**EXERCISE PROMPT:** Scan the data below. Pull out each line where "culture" occurs.

**Records that describe figures:**
____________________
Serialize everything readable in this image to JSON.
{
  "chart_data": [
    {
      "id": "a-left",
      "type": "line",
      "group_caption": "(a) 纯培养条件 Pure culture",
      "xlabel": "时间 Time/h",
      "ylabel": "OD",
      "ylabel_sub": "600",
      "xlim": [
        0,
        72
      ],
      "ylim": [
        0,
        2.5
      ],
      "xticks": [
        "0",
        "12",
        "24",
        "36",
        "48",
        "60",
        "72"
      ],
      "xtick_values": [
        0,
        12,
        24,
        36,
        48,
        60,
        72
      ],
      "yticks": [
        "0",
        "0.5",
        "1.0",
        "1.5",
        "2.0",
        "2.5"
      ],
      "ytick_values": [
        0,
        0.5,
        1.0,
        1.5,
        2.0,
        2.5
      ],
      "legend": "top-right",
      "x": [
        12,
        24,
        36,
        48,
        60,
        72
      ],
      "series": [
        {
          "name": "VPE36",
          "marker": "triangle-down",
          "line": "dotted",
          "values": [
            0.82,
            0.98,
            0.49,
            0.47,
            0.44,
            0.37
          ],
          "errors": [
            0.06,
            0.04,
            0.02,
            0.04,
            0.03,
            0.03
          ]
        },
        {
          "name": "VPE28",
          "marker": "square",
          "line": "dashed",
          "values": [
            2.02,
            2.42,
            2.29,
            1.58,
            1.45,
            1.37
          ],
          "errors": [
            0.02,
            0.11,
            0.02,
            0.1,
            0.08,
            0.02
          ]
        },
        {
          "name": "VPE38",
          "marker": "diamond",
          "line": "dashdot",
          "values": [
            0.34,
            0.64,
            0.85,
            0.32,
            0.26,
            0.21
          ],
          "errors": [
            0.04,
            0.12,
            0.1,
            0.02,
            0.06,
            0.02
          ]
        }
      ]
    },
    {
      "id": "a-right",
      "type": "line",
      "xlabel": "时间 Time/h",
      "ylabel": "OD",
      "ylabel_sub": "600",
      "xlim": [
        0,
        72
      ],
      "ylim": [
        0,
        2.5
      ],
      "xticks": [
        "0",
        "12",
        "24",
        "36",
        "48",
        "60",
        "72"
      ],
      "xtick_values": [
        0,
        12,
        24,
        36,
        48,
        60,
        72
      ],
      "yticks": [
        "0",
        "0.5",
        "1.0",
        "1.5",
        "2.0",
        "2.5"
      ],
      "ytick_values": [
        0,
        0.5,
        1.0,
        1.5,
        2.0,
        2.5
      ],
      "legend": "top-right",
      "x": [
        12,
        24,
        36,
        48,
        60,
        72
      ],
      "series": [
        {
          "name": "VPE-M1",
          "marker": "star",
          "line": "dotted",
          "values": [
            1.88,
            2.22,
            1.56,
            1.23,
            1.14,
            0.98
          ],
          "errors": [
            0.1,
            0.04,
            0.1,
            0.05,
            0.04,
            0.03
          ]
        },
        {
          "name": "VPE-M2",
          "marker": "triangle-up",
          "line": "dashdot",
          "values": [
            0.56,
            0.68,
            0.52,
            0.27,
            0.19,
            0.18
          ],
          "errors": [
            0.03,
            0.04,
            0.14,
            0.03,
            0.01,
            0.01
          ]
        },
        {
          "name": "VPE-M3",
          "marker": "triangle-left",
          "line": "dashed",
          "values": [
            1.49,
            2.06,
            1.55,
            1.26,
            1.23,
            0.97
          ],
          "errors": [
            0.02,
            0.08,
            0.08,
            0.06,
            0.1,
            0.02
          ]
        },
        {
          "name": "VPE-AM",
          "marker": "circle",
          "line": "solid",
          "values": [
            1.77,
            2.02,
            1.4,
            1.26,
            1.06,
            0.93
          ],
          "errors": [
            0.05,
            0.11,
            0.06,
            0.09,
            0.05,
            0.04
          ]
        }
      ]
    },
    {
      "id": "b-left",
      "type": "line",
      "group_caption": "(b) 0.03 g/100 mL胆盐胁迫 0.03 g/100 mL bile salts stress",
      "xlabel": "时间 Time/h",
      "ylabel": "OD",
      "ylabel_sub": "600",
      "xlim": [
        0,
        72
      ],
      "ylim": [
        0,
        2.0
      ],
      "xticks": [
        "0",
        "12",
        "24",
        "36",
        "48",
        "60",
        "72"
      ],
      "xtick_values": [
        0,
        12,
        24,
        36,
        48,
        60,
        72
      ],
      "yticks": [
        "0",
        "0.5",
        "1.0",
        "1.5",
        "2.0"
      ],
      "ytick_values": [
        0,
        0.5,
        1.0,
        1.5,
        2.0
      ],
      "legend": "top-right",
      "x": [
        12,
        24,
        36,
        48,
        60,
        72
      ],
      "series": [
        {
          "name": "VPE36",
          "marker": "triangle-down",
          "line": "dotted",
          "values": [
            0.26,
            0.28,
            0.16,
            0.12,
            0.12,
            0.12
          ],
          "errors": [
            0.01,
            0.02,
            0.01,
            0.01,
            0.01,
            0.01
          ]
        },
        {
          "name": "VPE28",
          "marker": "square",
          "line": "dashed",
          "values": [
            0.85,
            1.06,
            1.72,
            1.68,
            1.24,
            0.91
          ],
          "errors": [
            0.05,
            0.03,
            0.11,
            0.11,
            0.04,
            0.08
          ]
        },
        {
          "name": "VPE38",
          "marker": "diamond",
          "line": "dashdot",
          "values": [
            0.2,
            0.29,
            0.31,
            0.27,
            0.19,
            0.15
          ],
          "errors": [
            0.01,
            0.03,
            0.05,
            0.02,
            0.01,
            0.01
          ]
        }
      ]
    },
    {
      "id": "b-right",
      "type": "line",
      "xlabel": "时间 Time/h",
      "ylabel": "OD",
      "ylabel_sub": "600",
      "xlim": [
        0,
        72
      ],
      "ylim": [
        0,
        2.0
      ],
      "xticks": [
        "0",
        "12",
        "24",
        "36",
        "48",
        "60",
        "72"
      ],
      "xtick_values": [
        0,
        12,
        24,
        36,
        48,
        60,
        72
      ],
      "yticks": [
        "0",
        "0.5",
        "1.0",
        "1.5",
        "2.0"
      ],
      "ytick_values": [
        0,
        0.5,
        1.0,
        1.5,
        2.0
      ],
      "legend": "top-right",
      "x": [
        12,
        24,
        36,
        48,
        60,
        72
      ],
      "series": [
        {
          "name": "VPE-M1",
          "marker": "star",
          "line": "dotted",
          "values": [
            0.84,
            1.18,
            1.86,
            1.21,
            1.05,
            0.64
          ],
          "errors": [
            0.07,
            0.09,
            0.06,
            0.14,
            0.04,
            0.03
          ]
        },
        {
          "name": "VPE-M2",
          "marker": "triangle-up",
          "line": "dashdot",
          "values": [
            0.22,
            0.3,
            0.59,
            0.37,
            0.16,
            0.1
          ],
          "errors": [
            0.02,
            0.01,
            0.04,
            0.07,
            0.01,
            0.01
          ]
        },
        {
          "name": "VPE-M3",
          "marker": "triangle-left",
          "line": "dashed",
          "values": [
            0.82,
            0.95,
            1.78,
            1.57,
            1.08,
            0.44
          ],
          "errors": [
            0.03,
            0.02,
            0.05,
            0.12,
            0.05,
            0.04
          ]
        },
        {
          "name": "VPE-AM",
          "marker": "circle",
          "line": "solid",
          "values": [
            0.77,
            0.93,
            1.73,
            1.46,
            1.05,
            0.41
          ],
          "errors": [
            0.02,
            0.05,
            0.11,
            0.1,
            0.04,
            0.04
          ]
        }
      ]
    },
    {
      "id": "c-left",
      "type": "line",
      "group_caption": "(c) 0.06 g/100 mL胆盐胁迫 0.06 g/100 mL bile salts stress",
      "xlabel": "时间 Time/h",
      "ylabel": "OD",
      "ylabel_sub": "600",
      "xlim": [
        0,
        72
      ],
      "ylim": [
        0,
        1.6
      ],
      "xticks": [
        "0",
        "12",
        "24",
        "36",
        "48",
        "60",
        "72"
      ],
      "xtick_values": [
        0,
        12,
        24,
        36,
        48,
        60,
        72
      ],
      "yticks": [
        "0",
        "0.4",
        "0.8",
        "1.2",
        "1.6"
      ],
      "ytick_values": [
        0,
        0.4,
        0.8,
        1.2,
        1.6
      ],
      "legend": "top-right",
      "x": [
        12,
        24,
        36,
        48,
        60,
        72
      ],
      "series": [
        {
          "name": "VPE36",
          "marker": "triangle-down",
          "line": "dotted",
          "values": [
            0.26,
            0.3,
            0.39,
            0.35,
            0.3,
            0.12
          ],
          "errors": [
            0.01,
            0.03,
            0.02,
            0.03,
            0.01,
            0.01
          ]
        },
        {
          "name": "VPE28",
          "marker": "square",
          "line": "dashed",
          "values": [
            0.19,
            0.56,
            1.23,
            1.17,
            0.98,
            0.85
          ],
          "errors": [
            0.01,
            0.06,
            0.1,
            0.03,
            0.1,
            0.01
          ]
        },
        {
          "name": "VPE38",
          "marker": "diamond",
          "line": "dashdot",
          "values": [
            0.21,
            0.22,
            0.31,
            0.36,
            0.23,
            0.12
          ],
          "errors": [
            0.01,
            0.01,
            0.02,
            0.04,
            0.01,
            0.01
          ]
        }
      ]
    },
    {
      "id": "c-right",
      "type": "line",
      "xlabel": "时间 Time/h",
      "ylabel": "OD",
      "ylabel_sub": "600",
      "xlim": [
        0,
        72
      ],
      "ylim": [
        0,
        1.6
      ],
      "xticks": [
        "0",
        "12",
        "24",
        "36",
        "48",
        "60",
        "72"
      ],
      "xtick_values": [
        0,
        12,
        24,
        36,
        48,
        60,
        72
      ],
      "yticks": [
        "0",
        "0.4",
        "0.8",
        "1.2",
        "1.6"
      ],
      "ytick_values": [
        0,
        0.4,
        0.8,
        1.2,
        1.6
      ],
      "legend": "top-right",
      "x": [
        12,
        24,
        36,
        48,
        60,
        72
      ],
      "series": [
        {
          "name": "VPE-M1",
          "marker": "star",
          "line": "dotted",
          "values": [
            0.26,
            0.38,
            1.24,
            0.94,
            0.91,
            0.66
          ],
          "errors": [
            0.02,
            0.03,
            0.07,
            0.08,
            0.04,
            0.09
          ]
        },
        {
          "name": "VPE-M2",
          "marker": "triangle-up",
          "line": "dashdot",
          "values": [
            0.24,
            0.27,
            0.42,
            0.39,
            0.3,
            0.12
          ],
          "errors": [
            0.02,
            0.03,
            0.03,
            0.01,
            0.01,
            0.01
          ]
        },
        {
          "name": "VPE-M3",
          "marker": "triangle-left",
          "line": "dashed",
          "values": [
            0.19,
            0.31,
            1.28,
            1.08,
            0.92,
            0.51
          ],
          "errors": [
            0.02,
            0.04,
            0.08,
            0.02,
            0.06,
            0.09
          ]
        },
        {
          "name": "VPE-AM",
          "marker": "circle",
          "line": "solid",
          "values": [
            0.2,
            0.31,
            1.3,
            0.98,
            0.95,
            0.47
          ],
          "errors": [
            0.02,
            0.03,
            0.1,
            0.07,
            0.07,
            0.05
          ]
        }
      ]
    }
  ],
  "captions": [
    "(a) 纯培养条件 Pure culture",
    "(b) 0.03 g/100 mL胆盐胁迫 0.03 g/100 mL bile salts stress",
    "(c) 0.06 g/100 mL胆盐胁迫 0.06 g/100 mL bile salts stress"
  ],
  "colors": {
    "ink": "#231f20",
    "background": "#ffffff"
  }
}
____________________
**CORRECT OUTPUT:**
      "group_caption": "(a) 纯培养条件 Pure culture",
    "(a) 纯培养条件 Pure culture",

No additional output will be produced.